--- Information shown ---

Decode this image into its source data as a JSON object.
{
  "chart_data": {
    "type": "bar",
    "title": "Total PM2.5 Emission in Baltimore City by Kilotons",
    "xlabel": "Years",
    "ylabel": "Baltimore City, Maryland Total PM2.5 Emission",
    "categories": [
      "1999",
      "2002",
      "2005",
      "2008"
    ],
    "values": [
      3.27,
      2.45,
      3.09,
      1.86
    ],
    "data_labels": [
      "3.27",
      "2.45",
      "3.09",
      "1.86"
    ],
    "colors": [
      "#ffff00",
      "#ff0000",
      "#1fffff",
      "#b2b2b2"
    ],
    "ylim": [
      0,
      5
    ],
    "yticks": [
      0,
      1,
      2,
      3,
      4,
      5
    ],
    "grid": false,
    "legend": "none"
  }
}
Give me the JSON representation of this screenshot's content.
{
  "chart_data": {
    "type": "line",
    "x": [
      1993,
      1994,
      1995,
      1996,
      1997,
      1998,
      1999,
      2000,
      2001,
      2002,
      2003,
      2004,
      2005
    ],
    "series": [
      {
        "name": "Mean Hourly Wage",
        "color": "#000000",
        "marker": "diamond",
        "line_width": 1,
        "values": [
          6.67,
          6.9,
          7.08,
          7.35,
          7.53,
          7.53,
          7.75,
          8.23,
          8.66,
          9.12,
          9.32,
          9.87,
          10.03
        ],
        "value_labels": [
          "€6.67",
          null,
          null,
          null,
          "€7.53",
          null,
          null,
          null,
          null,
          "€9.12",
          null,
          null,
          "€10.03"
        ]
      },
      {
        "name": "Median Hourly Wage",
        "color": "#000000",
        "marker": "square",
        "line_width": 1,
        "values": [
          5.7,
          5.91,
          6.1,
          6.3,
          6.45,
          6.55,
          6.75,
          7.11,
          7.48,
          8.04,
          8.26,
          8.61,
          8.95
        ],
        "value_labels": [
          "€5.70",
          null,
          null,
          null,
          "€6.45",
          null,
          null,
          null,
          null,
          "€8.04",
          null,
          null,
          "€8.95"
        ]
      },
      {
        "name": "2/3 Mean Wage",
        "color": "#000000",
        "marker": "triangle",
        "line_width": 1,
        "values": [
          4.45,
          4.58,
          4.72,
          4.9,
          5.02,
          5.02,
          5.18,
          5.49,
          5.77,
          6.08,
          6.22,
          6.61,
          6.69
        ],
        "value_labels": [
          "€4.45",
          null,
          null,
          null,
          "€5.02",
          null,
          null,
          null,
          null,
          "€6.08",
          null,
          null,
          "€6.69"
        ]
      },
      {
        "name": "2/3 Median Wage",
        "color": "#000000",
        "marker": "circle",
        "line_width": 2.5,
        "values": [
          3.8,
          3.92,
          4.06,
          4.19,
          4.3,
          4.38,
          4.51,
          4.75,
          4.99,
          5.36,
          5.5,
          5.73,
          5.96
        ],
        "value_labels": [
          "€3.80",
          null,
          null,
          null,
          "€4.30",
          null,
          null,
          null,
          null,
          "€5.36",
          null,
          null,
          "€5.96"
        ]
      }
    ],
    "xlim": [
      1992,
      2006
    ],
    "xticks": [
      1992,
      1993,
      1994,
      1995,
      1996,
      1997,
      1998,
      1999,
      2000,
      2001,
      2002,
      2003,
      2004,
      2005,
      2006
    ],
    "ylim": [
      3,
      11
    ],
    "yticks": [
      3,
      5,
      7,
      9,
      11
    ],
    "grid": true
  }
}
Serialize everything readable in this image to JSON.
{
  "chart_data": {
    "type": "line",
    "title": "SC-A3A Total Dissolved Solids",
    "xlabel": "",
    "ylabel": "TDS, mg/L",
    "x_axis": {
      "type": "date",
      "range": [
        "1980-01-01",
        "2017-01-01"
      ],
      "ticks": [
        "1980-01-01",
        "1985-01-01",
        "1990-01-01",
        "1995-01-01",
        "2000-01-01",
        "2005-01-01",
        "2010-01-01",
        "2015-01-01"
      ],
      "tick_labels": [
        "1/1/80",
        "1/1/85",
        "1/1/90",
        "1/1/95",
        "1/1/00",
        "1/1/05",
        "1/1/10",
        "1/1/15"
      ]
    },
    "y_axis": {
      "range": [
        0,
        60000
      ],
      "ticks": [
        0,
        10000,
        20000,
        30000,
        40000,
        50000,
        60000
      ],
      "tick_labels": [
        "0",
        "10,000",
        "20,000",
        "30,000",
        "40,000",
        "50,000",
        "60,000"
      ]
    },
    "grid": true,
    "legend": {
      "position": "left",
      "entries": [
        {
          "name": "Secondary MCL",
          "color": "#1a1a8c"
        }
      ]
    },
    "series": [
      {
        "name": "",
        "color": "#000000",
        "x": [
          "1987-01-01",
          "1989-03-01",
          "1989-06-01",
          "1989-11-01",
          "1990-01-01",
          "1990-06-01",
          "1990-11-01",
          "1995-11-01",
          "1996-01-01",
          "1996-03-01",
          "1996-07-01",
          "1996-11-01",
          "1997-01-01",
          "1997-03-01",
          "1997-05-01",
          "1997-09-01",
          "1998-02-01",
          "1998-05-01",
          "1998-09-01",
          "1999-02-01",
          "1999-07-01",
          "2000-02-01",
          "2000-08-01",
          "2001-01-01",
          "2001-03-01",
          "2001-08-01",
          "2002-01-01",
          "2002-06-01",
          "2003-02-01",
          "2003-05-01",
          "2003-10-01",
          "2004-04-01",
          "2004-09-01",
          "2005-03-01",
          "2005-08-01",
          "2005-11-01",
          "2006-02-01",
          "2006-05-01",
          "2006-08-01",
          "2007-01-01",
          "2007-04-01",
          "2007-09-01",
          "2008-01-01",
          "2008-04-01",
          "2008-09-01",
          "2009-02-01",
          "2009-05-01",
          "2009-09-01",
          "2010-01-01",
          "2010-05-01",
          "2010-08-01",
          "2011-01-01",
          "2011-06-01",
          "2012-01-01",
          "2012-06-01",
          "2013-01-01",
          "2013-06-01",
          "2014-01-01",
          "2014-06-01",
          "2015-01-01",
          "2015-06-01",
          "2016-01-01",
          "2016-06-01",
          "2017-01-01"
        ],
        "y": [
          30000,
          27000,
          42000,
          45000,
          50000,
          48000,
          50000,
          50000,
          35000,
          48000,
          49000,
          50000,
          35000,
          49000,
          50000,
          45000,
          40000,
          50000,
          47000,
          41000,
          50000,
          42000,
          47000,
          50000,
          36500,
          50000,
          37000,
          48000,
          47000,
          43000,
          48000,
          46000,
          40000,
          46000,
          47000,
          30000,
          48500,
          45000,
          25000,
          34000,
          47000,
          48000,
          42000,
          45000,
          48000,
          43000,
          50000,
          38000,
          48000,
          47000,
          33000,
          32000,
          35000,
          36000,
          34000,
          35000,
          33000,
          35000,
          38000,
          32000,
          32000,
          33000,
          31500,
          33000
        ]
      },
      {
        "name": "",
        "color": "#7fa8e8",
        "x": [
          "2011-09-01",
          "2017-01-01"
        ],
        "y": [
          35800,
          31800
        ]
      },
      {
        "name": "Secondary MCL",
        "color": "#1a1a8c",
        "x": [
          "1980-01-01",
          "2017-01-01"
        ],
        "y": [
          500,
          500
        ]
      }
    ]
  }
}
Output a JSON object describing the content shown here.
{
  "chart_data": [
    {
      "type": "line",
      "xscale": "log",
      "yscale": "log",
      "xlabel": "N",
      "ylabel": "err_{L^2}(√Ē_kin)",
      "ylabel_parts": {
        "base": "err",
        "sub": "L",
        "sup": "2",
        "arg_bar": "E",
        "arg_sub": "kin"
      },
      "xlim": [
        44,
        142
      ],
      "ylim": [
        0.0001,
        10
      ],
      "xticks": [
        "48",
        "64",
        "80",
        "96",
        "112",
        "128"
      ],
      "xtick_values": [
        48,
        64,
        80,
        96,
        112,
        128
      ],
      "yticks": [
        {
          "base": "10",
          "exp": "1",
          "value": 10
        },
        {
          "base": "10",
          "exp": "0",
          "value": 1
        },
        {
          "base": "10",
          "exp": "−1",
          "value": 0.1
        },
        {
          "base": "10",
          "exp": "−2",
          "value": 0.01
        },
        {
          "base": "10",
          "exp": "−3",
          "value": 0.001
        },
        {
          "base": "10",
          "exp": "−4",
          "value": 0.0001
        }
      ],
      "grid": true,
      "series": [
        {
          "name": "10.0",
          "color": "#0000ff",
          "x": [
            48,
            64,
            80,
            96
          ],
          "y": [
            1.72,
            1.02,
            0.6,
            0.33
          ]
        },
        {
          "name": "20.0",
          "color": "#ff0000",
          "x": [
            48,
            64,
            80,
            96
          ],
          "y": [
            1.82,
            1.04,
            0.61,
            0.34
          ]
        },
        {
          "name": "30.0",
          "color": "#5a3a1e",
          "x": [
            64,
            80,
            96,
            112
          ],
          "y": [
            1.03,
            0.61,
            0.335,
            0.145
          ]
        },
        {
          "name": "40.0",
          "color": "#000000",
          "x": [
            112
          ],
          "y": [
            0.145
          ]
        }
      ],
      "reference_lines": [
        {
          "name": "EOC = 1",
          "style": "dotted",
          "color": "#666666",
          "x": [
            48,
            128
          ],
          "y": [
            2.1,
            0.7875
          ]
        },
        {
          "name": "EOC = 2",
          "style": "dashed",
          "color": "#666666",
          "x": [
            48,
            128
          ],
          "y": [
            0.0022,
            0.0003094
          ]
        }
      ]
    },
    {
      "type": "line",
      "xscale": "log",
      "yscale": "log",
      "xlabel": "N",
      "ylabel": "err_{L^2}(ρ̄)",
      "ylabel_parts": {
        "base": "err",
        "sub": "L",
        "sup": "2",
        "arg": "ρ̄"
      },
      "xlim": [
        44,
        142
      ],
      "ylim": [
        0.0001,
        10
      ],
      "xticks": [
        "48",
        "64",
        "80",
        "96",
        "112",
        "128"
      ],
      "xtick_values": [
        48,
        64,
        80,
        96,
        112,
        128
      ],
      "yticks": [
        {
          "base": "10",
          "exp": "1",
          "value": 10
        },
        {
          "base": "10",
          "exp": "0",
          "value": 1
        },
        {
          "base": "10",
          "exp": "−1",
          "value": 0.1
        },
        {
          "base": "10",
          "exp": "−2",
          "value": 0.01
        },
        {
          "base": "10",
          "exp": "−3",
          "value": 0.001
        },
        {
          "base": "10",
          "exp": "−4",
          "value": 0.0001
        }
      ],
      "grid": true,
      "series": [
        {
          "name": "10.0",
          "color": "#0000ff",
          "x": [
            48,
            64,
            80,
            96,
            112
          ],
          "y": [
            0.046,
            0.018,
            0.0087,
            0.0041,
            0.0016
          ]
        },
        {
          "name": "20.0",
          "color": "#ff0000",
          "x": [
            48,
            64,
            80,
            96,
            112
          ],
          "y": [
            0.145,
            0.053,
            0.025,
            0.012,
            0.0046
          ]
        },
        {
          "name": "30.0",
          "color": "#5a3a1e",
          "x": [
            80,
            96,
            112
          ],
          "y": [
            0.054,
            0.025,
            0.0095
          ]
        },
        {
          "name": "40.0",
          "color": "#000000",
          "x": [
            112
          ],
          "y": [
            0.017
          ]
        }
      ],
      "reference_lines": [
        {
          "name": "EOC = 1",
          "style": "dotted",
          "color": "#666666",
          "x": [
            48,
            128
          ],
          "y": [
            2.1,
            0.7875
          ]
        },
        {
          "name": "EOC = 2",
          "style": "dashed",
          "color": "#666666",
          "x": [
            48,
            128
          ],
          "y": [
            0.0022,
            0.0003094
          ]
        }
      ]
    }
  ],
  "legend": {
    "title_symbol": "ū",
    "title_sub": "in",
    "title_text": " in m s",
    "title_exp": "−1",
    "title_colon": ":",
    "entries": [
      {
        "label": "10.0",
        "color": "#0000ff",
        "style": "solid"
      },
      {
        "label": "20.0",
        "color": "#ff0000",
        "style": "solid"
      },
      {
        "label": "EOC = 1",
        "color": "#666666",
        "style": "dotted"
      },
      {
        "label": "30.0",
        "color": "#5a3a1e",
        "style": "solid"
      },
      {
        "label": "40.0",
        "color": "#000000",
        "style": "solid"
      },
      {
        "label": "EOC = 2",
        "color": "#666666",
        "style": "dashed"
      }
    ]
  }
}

---

Only lines with the word "image" should be collected from the material.

■ Exercise answer ■
Decode this image into its source data as a JSON object.
Serialize everything readable in this image to JSON.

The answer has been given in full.